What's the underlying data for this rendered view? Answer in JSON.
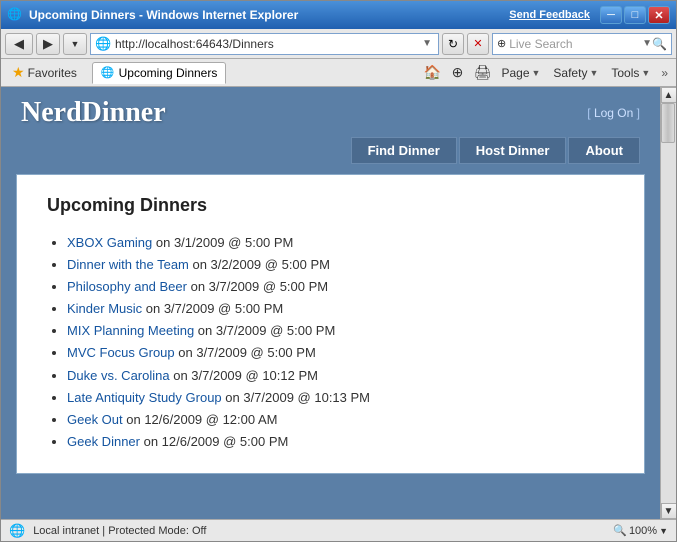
{
  "window": {
    "title": "Upcoming Dinners - Windows Internet Explorer",
    "feedback_label": "Send Feedback",
    "title_icon": "🌐"
  },
  "address_bar": {
    "url": "http://localhost:64643/Dinners",
    "search_placeholder": "Live Search",
    "search_label": "Live Search"
  },
  "toolbar": {
    "favorites_label": "Favorites",
    "tab_label": "Upcoming Dinners",
    "page_btn": "Page",
    "safety_btn": "Safety",
    "tools_btn": "Tools"
  },
  "nav": {
    "find_dinner": "Find Dinner",
    "host_dinner": "Host Dinner",
    "about": "About",
    "log_on": "Log On"
  },
  "page": {
    "site_title": "NerdDinner",
    "section_title": "Upcoming Dinners",
    "login_prefix": "[ ",
    "login_suffix": " ]"
  },
  "dinners": [
    {
      "title": "XBOX Gaming",
      "date": "on 3/1/2009 @ 5:00 PM"
    },
    {
      "title": "Dinner with the Team",
      "date": "on 3/2/2009 @ 5:00 PM"
    },
    {
      "title": "Philosophy and Beer",
      "date": "on 3/7/2009 @ 5:00 PM"
    },
    {
      "title": "Kinder Music",
      "date": "on 3/7/2009 @ 5:00 PM"
    },
    {
      "title": "MIX Planning Meeting",
      "date": "on 3/7/2009 @ 5:00 PM"
    },
    {
      "title": "MVC Focus Group",
      "date": "on 3/7/2009 @ 5:00 PM"
    },
    {
      "title": "Duke vs. Carolina",
      "date": "on 3/7/2009 @ 10:12 PM"
    },
    {
      "title": "Late Antiquity Study Group",
      "date": "on 3/7/2009 @ 10:13 PM"
    },
    {
      "title": "Geek Out",
      "date": "on 12/6/2009 @ 12:00 AM"
    },
    {
      "title": "Geek Dinner",
      "date": "on 12/6/2009 @ 5:00 PM"
    }
  ],
  "status_bar": {
    "status": "Local intranet | Protected Mode: Off",
    "zoom": "100%",
    "zoom_label": "🔍"
  },
  "colors": {
    "accent": "#5b7fa6",
    "nav_bg": "#4a6a8e",
    "link": "#1555a0"
  }
}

........

### TASK STATEMENT
Show each line of the data that contains the string "Live".

### RESULT BELOW
    "search_placeholder": "Live Search",
    "search_label": "Live Search"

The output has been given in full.